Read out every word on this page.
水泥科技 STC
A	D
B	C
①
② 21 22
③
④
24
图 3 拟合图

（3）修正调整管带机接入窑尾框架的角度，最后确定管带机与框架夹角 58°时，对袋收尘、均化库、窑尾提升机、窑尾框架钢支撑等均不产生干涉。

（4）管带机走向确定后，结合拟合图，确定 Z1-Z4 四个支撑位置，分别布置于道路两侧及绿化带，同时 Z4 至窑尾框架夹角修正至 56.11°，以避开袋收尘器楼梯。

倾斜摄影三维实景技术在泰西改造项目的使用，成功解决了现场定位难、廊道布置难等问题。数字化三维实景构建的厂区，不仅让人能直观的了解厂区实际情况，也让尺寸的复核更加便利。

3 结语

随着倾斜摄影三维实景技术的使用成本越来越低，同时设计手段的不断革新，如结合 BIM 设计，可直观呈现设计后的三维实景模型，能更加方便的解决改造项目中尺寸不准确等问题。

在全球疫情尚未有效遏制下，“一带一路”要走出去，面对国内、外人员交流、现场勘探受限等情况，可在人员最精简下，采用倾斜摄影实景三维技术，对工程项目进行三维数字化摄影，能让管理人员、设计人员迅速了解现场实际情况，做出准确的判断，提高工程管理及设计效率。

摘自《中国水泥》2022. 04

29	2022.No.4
......
◆ TASK:
Reproduce all of the entries word for word.

◆ RESPONSE TO THIS EXERCISE:
Read out every word on this page.
水泥科技 STC
A	D
B	C
①
② 21 22
③
④
24
图 3 拟合图

（3）修正调整管带机接入窑尾框架的角度，最后确定管带机与框架夹角 58°时，对袋收尘、均化库、窑尾提升机、窑尾框架钢支撑等均不产生干涉。

（4）管带机走向确定后，结合拟合图，确定 Z1-Z4 四个支撑位置，分别布置于道路两侧及绿化带，同时 Z4 至窑尾框架夹角修正至 56.11°，以避开袋收尘器楼梯。

倾斜摄影三维实景技术在泰西改造项目的使用，成功解决了现场定位难、廊道布置难等问题。数字化三维实景构建的厂区，不仅让人能直观的了解厂区实际情况，也让尺寸的复核更加便利。

3 结语

随着倾斜摄影三维实景技术的使用成本越来越低，同时设计手段的不断革新，如结合 BIM 设计，可直观呈现设计后的三维实景模型，能更加方便的解决改造项目中尺寸不准确等问题。

在全球疫情尚未有效遏制下，“一带一路”要走出去，面对国内、外人员交流、现场勘探受限等情况，可在人员最精简下，采用倾斜摄影实景三维技术，对工程项目进行三维数字化摄影，能让管理人员、设计人员迅速了解现场实际情况，做出准确的判断，提高工程管理及设计效率。

摘自《中国水泥》2022. 04

29	2022.No.4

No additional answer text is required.